EXERCISE DESCRIPTION:
Go through the data below. Pull out every line that has the word "один".

RECORDS FOR THE EXERCISE:
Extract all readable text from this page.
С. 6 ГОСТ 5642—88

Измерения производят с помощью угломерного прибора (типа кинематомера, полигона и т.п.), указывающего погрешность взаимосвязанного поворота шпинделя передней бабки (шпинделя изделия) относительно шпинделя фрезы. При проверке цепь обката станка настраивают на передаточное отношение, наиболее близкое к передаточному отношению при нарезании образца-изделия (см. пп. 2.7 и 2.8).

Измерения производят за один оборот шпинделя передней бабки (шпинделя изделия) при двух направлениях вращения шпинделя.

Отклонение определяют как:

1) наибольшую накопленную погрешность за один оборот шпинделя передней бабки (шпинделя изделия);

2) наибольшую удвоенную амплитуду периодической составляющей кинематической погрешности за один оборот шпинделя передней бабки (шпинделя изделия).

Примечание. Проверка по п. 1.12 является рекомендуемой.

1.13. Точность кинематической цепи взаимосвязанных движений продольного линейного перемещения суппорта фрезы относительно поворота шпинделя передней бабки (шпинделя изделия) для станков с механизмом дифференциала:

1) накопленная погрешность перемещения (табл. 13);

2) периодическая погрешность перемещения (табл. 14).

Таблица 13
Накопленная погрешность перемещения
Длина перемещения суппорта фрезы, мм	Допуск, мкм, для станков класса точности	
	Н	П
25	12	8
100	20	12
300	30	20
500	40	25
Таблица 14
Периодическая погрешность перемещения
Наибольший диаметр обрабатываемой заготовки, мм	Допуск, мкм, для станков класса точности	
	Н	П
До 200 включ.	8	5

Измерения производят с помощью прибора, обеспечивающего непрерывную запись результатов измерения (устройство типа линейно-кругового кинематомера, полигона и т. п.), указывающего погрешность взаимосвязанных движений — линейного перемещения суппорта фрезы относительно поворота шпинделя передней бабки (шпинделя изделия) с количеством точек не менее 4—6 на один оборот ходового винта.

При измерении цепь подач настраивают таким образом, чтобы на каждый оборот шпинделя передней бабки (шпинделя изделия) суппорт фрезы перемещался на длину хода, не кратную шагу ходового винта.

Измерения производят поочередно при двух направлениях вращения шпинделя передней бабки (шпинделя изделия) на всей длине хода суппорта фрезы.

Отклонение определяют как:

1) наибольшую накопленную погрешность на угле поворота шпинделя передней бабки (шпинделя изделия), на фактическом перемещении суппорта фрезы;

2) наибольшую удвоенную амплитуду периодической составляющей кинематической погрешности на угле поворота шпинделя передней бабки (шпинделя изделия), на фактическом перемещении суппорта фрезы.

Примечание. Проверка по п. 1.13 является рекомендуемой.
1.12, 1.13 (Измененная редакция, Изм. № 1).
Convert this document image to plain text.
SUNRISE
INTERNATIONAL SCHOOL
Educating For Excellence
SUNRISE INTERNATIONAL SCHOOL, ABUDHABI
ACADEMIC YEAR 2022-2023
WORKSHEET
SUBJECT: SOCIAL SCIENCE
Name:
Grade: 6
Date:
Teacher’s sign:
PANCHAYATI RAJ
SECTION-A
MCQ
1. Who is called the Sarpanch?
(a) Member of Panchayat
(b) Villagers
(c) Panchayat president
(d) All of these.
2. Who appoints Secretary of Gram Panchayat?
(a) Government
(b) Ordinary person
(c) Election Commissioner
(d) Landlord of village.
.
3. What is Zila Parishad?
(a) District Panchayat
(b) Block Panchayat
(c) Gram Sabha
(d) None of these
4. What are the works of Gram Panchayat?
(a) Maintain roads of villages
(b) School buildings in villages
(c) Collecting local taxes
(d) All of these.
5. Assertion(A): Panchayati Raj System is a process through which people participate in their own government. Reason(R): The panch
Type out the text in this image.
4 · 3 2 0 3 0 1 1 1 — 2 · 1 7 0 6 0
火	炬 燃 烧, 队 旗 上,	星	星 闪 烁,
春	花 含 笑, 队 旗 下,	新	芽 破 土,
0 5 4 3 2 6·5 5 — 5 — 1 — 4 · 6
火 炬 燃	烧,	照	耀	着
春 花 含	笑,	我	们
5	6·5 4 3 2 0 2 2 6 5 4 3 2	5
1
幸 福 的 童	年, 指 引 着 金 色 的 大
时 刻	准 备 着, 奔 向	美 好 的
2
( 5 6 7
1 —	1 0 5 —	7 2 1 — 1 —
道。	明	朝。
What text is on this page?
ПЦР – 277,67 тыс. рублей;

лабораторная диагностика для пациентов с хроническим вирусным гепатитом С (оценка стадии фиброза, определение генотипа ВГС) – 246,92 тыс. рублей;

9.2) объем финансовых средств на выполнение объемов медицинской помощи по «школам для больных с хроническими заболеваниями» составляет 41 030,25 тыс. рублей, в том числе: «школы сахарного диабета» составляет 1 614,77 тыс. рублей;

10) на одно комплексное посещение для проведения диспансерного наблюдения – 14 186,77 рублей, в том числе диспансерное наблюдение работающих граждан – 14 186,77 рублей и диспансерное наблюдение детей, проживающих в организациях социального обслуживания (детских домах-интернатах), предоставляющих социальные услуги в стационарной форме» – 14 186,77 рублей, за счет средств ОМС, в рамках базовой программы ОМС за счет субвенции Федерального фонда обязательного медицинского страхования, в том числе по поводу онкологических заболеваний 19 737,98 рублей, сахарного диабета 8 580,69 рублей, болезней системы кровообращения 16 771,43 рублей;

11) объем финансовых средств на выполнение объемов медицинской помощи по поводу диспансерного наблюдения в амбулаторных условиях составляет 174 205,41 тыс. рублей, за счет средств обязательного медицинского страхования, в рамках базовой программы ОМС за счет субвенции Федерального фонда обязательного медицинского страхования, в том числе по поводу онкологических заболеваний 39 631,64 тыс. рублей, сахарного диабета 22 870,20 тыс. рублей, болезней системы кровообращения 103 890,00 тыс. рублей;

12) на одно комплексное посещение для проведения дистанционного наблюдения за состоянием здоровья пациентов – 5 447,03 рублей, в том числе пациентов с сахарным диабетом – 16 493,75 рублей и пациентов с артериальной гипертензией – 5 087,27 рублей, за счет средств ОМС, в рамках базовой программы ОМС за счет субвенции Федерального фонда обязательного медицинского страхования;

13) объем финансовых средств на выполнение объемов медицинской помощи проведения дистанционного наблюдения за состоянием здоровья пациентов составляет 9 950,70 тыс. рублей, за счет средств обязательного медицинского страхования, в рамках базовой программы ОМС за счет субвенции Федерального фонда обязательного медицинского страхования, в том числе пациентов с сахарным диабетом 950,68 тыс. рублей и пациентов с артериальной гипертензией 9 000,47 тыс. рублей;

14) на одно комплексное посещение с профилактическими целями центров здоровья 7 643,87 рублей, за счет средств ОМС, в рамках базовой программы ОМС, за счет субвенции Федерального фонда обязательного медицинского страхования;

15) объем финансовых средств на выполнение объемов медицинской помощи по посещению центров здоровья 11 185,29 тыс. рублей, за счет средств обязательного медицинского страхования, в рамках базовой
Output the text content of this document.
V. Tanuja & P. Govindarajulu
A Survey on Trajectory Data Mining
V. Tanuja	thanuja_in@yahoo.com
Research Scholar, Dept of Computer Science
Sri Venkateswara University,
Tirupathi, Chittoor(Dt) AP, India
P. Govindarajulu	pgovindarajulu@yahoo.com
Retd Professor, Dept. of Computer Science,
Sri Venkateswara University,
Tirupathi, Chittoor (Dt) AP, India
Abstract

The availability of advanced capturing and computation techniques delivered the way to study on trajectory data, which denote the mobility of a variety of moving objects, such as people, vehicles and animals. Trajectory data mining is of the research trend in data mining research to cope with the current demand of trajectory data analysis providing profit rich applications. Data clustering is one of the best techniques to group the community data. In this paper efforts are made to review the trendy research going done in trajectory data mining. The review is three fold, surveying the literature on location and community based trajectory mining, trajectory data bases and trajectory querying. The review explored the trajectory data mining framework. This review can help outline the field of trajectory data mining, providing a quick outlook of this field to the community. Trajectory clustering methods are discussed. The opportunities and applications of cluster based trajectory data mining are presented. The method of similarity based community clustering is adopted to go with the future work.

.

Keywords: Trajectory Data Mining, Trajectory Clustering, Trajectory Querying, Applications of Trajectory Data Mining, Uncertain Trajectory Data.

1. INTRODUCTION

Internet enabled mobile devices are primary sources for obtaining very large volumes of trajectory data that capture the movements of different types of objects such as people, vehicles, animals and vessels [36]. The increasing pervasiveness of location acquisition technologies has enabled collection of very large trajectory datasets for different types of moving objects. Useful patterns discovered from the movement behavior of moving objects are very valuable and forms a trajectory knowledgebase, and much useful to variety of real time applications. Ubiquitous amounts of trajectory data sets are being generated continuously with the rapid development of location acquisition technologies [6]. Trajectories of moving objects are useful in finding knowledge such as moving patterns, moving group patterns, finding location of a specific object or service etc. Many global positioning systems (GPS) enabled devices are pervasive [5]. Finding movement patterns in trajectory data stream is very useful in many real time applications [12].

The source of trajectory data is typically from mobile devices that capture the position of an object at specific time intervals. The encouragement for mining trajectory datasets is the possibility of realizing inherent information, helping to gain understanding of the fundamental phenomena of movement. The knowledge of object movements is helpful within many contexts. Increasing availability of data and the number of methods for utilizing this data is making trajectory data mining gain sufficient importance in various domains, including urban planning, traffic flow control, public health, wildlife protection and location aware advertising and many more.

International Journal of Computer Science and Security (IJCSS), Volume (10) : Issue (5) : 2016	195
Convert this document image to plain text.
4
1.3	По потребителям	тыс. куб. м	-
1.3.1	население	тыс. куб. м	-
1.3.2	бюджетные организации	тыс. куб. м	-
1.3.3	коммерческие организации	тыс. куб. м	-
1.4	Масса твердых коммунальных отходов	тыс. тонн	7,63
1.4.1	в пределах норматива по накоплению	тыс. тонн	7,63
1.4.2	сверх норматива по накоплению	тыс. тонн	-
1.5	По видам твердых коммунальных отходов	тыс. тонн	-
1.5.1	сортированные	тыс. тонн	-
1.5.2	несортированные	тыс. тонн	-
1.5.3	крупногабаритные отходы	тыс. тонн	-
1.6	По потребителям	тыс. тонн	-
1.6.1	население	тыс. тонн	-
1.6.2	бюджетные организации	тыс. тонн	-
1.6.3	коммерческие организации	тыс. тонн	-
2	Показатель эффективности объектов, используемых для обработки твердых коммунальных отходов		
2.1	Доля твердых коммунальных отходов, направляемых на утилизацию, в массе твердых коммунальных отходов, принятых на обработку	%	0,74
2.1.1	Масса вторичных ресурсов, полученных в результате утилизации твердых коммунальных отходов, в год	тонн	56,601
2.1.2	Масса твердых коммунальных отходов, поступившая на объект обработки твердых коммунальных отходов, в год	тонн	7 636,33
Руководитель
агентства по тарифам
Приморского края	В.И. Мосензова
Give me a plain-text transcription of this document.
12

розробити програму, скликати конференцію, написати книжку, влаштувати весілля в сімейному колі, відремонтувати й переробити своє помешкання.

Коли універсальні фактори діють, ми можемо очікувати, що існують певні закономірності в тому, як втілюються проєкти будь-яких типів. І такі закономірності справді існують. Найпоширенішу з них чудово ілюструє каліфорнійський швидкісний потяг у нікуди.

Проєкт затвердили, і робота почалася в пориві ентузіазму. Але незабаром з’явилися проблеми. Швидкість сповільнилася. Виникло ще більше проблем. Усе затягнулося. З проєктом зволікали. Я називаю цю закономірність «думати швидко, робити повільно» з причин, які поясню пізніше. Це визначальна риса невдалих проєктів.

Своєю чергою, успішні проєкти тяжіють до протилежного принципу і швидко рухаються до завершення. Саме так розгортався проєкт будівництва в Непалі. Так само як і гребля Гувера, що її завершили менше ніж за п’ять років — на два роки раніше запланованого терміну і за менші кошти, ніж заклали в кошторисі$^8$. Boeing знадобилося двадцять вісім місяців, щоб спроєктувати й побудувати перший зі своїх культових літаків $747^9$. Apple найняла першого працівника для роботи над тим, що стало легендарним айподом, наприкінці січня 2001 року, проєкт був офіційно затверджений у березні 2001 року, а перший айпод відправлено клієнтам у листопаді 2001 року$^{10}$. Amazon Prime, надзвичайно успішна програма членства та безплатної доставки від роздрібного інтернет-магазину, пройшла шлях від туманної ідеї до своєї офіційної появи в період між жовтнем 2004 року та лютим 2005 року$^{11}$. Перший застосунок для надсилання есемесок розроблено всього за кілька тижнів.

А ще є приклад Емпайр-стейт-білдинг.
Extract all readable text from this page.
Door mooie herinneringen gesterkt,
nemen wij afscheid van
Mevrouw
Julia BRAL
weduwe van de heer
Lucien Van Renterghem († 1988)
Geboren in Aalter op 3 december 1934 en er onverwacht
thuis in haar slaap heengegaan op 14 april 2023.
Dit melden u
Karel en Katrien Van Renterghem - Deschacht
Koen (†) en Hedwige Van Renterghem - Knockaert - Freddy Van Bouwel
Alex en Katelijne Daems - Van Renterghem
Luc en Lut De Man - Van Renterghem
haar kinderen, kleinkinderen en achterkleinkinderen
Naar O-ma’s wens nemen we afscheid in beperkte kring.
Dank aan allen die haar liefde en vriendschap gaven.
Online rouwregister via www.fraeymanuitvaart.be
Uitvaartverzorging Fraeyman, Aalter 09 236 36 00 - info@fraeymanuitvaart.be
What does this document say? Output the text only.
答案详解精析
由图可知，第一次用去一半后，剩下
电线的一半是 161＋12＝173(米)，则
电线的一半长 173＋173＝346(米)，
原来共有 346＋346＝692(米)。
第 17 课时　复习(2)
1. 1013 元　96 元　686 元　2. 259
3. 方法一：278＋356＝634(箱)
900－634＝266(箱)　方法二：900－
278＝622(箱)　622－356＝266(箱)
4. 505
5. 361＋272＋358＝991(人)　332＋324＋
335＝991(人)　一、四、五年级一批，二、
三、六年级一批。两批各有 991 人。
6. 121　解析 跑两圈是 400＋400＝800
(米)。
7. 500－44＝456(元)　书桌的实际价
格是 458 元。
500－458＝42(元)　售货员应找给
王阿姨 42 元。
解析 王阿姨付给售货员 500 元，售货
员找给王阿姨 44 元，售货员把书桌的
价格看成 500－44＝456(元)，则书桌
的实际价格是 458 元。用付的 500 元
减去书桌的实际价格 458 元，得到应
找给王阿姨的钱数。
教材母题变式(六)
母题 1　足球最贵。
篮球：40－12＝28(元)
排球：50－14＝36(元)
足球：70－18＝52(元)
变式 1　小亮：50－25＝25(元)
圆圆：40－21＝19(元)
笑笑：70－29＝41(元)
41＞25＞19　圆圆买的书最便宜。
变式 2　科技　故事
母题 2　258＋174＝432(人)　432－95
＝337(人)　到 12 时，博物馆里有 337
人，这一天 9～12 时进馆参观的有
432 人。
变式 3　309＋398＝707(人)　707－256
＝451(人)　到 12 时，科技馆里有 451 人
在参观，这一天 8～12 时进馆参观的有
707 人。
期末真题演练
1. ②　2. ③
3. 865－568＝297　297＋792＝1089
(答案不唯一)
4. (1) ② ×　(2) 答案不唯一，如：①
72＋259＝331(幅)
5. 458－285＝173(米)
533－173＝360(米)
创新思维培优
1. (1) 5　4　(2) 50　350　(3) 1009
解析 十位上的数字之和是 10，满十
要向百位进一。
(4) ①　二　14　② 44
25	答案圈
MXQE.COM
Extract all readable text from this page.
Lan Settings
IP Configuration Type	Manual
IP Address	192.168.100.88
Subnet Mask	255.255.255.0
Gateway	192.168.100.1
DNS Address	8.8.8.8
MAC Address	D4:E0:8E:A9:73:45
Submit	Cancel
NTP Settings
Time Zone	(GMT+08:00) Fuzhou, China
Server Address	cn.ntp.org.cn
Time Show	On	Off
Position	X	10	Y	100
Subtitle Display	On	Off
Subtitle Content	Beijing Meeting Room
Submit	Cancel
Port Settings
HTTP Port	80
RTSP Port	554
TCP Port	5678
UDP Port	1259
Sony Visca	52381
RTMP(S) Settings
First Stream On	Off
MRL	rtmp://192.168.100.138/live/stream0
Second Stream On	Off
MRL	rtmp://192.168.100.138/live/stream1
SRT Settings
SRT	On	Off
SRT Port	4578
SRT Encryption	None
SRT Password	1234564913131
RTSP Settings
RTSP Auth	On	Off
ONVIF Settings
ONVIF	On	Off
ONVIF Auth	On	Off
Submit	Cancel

FINISHED ANSWER:
Измерения производят за один оборот шпинделя передней бабки (шпинделя изделия) при двух направлениях вращения шпинделя.
1) наибольшую накопленную погрешность за один оборот шпинделя передней бабки (шпинделя изделия);
2) наибольшую удвоенную амплитуду периодической составляющей кинематической погрешности за один оборот шпинделя передней бабки (шпинделя изделия).
Измерения производят с помощью прибора, обеспечивающего непрерывную запись результатов измерения (устройство типа линейно-кругового кинематомера, полигона и т. п.), указывающего погрешность взаимосвязанных движений — линейного перемещения суппорта фрезы относительно поворота шпинделя передней бабки (шпинделя изделия) с количеством точек не менее 4—6 на один оборот ходового винта.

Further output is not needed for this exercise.